• Exercise objective: Copy out the listing exactly.

• Entries shown:
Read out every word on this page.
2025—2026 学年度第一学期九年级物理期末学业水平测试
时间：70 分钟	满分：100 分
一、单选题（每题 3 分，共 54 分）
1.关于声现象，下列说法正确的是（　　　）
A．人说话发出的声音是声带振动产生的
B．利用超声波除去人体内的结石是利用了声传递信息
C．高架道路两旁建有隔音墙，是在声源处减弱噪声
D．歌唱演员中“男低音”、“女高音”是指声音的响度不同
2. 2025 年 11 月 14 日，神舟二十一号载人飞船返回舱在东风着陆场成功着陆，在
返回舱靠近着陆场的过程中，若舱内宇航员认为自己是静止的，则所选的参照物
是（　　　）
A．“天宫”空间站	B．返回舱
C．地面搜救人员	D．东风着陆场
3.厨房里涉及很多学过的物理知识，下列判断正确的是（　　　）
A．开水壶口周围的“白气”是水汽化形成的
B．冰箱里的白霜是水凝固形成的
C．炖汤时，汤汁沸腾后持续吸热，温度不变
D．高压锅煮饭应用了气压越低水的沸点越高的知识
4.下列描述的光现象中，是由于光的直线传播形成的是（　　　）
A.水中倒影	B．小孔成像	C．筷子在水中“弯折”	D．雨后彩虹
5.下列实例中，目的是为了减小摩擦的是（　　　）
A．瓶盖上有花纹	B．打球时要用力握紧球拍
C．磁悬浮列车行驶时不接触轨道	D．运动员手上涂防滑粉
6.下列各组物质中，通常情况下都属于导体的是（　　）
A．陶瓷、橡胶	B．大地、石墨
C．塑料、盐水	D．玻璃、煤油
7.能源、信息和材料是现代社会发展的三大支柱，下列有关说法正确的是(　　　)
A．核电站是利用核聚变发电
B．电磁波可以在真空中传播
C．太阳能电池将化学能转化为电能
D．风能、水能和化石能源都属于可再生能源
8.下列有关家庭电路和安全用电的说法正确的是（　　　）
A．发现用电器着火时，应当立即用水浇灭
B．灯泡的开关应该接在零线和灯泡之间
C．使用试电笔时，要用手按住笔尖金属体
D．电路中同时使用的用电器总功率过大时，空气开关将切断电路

• Output below:
Read out every word on this page.
2025—2026 学年度第一学期九年级物理期末学业水平测试
时间：70 分钟	满分：100 分
一、单选题（每题 3 分，共 54 分）
1.关于声现象，下列说法正确的是（　　　）
A．人说话发出的声音是声带振动产生的
B．利用超声波除去人体内的结石是利用了声传递信息
C．高架道路两旁建有隔音墙，是在声源处减弱噪声
D．歌唱演员中“男低音”、“女高音”是指声音的响度不同
2. 2025 年 11 月 14 日，神舟二十一号载人飞船返回舱在东风着陆场成功着陆，在
返回舱靠近着陆场的过程中，若舱内宇航员认为自己是静止的，则所选的参照物
是（　　　）
A．“天宫”空间站	B．返回舱
C．地面搜救人员	D．东风着陆场
3.厨房里涉及很多学过的物理知识，下列判断正确的是（　　　）
A．开水壶口周围的“白气”是水汽化形成的
B．冰箱里的白霜是水凝固形成的
C．炖汤时，汤汁沸腾后持续吸热，温度不变
D．高压锅煮饭应用了气压越低水的沸点越高的知识
4.下列描述的光现象中，是由于光的直线传播形成的是（　　　）
A.水中倒影	B．小孔成像	C．筷子在水中“弯折”	D．雨后彩虹
5.下列实例中，目的是为了减小摩擦的是（　　　）
A．瓶盖上有花纹	B．打球时要用力握紧球拍
C．磁悬浮列车行驶时不接触轨道	D．运动员手上涂防滑粉
6.下列各组物质中，通常情况下都属于导体的是（　　）
A．陶瓷、橡胶	B．大地、石墨
C．塑料、盐水	D．玻璃、煤油
7.能源、信息和材料是现代社会发展的三大支柱，下列有关说法正确的是(　　　)
A．核电站是利用核聚变发电
B．电磁波可以在真空中传播
C．太阳能电池将化学能转化为电能
D．风能、水能和化石能源都属于可再生能源
8.下列有关家庭电路和安全用电的说法正确的是（　　　）
A．发现用电器着火时，应当立即用水浇灭
B．灯泡的开关应该接在零线和灯泡之间
C．使用试电笔时，要用手按住笔尖金属体
D．电路中同时使用的用电器总功率过大时，空气开关将切断电路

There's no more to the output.